##### SOURCE DATA

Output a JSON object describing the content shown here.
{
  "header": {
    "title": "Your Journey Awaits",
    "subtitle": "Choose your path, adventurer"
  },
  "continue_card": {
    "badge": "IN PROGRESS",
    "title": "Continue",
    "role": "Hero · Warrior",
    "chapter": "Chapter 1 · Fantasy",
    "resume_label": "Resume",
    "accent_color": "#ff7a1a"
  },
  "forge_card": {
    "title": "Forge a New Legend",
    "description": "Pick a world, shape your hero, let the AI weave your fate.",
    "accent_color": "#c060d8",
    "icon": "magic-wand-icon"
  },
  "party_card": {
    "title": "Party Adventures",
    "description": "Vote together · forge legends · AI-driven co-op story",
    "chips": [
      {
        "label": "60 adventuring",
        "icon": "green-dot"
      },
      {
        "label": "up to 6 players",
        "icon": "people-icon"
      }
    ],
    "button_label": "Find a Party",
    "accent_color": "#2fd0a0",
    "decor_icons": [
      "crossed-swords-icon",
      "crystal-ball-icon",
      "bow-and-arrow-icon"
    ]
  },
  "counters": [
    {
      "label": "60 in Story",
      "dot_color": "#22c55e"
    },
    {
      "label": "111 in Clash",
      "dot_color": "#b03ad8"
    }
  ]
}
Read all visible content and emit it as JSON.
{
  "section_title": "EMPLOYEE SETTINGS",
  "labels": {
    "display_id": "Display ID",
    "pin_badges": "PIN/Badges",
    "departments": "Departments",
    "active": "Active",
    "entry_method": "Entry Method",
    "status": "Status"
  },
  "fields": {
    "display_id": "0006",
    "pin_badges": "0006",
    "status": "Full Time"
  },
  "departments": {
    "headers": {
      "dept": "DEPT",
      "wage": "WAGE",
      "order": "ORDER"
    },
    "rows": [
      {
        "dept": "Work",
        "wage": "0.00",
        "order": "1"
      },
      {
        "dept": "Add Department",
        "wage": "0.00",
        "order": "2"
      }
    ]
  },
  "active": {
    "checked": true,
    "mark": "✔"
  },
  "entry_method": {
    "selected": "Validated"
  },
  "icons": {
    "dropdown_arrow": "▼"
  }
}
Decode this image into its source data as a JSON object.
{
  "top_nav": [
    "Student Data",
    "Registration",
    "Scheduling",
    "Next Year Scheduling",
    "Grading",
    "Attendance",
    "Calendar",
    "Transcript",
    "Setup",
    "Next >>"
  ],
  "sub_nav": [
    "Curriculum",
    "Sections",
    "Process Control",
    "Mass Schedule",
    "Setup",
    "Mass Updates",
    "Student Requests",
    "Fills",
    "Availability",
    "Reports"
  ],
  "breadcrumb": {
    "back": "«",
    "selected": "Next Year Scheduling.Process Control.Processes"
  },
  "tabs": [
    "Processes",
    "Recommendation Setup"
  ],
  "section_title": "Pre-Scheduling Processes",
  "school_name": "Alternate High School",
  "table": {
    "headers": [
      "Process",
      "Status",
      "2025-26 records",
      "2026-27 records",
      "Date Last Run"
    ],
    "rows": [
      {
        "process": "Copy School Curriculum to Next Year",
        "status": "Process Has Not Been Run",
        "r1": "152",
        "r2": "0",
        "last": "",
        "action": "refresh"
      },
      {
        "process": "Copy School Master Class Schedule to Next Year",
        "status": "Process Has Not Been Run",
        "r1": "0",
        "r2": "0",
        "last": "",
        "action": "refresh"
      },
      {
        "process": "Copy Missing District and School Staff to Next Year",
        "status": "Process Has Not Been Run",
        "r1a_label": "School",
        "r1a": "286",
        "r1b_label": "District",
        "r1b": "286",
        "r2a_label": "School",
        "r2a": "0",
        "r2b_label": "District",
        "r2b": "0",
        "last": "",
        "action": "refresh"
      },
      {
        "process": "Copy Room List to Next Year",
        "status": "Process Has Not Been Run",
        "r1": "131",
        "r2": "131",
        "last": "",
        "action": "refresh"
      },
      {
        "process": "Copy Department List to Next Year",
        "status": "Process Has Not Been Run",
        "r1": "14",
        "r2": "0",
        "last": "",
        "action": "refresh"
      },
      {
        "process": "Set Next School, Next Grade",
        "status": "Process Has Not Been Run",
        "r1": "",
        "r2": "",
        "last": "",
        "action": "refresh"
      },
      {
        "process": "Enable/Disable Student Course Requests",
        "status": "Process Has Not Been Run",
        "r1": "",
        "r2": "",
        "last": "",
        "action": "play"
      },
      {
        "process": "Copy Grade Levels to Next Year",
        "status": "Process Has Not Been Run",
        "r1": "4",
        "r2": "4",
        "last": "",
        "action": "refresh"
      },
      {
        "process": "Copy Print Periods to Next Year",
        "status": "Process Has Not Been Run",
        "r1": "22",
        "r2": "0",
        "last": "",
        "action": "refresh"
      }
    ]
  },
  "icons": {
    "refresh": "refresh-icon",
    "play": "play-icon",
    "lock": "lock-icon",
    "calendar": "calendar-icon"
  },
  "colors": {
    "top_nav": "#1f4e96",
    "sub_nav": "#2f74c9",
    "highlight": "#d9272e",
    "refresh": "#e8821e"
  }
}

##########

◆ EXERCISE DIRECTIONS: From the preceding material, extract every line exactly.

◆ TASK RESULT:
Output a JSON object describing the content shown here.
{
  "header": {
    "title": "Your Journey Awaits",
    "subtitle": "Choose your path, adventurer"
  },
  "continue_card": {
    "badge": "IN PROGRESS",
    "title": "Continue",
    "role": "Hero · Warrior",
    "chapter": "Chapter 1 · Fantasy",
    "resume_label": "Resume",
    "accent_color": "#ff7a1a"
  },
  "forge_card": {
    "title": "Forge a New Legend",
    "description": "Pick a world, shape your hero, let the AI weave your fate.",
    "accent_color": "#c060d8",
    "icon": "magic-wand-icon"
  },
  "party_card": {
    "title": "Party Adventures",
    "description": "Vote together · forge legends · AI-driven co-op story",
    "chips": [
      {
        "label": "60 adventuring",
        "icon": "green-dot"
      },
      {
        "label": "up to 6 players",
        "icon": "people-icon"
      }
    ],
    "button_label": "Find a Party",
    "accent_color": "#2fd0a0",
    "decor_icons": [
      "crossed-swords-icon",
      "crystal-ball-icon",
      "bow-and-arrow-icon"
    ]
  },
  "counters": [
    {
      "label": "60 in Story",
      "dot_color": "#22c55e"
    },
    {
      "label": "111 in Clash",
      "dot_color": "#b03ad8"
    }
  ]
}
Read all visible content and emit it as JSON.
{
  "section_title": "EMPLOYEE SETTINGS",
  "labels": {
    "display_id": "Display ID",
    "pin_badges": "PIN/Badges",
    "departments": "Departments",
    "active": "Active",
    "entry_method": "Entry Method",
    "status": "Status"
  },
  "fields": {
    "display_id": "0006",
    "pin_badges": "0006",
    "status": "Full Time"
  },
  "departments": {
    "headers": {
      "dept": "DEPT",
      "wage": "WAGE",
      "order": "ORDER"
    },
    "rows": [
      {
        "dept": "Work",
        "wage": "0.00",
        "order": "1"
      },
      {
        "dept": "Add Department",
        "wage": "0.00",
        "order": "2"
      }
    ]
  },
  "active": {
    "checked": true,
    "mark": "✔"
  },
  "entry_method": {
    "selected": "Validated"
  },
  "icons": {
    "dropdown_arrow": "▼"
  }
}
Decode this image into its source data as a JSON object.
{
  "top_nav": [
    "Student Data",
    "Registration",
    "Scheduling",
    "Next Year Scheduling",
    "Grading",
    "Attendance",
    "Calendar",
    "Transcript",
    "Setup",
    "Next >>"
  ],
  "sub_nav": [
    "Curriculum",
    "Sections",
    "Process Control",
    "Mass Schedule",
    "Setup",
    "Mass Updates",
    "Student Requests",
    "Fills",
    "Availability",
    "Reports"
  ],
  "breadcrumb": {
    "back": "«",
    "selected": "Next Year Scheduling.Process Control.Processes"
  },
  "tabs": [
    "Processes",
    "Recommendation Setup"
  ],
  "section_title": "Pre-Scheduling Processes",
  "school_name": "Alternate High School",
  "table": {
    "headers": [
      "Process",
      "Status",
      "2025-26 records",
      "2026-27 records",
      "Date Last Run"
    ],
    "rows": [
      {
        "process": "Copy School Curriculum to Next Year",
        "status": "Process Has Not Been Run",
        "r1": "152",
        "r2": "0",
        "last": "",
        "action": "refresh"
      },
      {
        "process": "Copy School Master Class Schedule to Next Year",
        "status": "Process Has Not Been Run",
        "r1": "0",
        "r2": "0",
        "last": "",
        "action": "refresh"
      },
      {
        "process": "Copy Missing District and School Staff to Next Year",
        "status": "Process Has Not Been Run",
        "r1a_label": "School",
        "r1a": "286",
        "r1b_label": "District",
        "r1b": "286",
        "r2a_label": "School",
        "r2a": "0",
        "r2b_label": "District",
        "r2b": "0",
        "last": "",
        "action": "refresh"
      },
      {
        "process": "Copy Room List to Next Year",
        "status": "Process Has Not Been Run",
        "r1": "131",
        "r2": "131",
        "last": "",
        "action": "refresh"
      },
      {
        "process": "Copy Department List to Next Year",
        "status": "Process Has Not Been Run",
        "r1": "14",
        "r2": "0",
        "last": "",
        "action": "refresh"
      },
      {
        "process": "Set Next School, Next Grade",
        "status": "Process Has Not Been Run",
        "r1": "",
        "r2": "",
        "last": "",
        "action": "refresh"
      },
      {
        "process": "Enable/Disable Student Course Requests",
        "status": "Process Has Not Been Run",
        "r1": "",
        "r2": "",
        "last": "",
        "action": "play"
      },
      {
        "process": "Copy Grade Levels to Next Year",
        "status": "Process Has Not Been Run",
        "r1": "4",
        "r2": "4",
        "last": "",
        "action": "refresh"
      },
      {
        "process": "Copy Print Periods to Next Year",
        "status": "Process Has Not Been Run",
        "r1": "22",
        "r2": "0",
        "last": "",
        "action": "refresh"
      }
    ]
  },
  "icons": {
    "refresh": "refresh-icon",
    "play": "play-icon",
    "lock": "lock-icon",
    "calendar": "calendar-icon"
  },
  "colors": {
    "top_nav": "#1f4e96",
    "sub_nav": "#2f74c9",
    "highlight": "#d9272e",
    "refresh": "#e8821e"
  }
}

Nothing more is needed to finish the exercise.